Given instruction:
Take every line from the listing below that includes "Neighbouring" and copy it.

Information given:

►

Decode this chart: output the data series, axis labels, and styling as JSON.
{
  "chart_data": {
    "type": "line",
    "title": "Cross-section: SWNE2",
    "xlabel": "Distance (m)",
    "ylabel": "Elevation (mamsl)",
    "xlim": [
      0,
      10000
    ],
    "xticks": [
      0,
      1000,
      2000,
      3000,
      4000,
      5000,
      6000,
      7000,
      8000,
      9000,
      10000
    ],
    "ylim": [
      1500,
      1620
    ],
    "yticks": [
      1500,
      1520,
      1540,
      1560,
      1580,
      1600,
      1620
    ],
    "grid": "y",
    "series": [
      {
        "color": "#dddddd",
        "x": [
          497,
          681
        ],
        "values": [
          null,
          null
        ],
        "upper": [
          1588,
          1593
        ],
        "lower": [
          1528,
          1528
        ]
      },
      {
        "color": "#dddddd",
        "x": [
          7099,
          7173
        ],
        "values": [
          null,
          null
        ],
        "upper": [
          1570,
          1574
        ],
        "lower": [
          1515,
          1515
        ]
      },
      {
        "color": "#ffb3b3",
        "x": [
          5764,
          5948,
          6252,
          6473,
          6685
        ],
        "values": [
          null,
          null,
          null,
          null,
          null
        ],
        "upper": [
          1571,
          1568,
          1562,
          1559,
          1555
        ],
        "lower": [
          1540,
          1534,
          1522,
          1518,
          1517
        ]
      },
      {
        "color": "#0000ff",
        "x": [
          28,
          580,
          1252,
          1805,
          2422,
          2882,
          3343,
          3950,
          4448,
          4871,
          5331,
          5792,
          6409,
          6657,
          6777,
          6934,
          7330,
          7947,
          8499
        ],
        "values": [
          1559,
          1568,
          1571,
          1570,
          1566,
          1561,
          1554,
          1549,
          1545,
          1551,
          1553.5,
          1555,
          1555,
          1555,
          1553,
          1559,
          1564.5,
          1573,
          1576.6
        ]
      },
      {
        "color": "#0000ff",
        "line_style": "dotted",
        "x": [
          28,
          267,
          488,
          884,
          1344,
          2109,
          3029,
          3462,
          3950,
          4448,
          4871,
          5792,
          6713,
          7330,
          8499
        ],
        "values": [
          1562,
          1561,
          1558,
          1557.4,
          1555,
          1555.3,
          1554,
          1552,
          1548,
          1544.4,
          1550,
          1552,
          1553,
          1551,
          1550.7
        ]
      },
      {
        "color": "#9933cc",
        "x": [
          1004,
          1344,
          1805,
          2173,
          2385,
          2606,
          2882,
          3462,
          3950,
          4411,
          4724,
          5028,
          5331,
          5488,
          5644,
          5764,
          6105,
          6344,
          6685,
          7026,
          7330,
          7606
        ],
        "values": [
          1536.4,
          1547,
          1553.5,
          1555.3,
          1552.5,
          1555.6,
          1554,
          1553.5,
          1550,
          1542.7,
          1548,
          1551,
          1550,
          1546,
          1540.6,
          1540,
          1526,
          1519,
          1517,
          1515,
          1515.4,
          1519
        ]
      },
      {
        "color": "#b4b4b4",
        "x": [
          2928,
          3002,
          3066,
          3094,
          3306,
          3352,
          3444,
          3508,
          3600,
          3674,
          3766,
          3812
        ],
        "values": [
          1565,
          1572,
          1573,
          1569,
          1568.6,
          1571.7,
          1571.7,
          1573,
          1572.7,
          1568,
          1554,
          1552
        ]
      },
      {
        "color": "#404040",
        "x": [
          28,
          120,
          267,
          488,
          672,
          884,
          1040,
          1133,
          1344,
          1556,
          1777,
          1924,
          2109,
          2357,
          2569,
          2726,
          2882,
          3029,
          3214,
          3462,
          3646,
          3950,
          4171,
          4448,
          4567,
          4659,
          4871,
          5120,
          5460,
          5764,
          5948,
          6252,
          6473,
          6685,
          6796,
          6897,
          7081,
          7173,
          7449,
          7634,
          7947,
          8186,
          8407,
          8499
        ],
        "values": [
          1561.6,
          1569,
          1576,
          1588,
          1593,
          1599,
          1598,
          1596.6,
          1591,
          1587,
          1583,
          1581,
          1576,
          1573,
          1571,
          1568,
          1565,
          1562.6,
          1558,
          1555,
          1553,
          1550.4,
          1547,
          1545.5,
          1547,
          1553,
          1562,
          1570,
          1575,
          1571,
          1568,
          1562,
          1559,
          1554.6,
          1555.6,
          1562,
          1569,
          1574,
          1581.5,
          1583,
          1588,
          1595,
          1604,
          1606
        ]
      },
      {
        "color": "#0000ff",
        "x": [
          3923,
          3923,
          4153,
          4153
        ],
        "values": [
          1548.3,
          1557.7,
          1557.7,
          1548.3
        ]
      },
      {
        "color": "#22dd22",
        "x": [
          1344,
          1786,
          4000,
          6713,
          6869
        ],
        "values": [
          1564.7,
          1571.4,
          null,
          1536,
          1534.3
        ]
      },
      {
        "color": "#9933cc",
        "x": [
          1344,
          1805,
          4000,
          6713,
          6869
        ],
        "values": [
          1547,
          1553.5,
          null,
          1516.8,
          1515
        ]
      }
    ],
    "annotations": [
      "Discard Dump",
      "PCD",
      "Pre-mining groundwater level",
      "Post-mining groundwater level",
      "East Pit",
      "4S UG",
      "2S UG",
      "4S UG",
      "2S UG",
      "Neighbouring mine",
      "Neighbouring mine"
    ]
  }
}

◄

Expected answer:
      "Neighbouring mine",
      "Neighbouring mine"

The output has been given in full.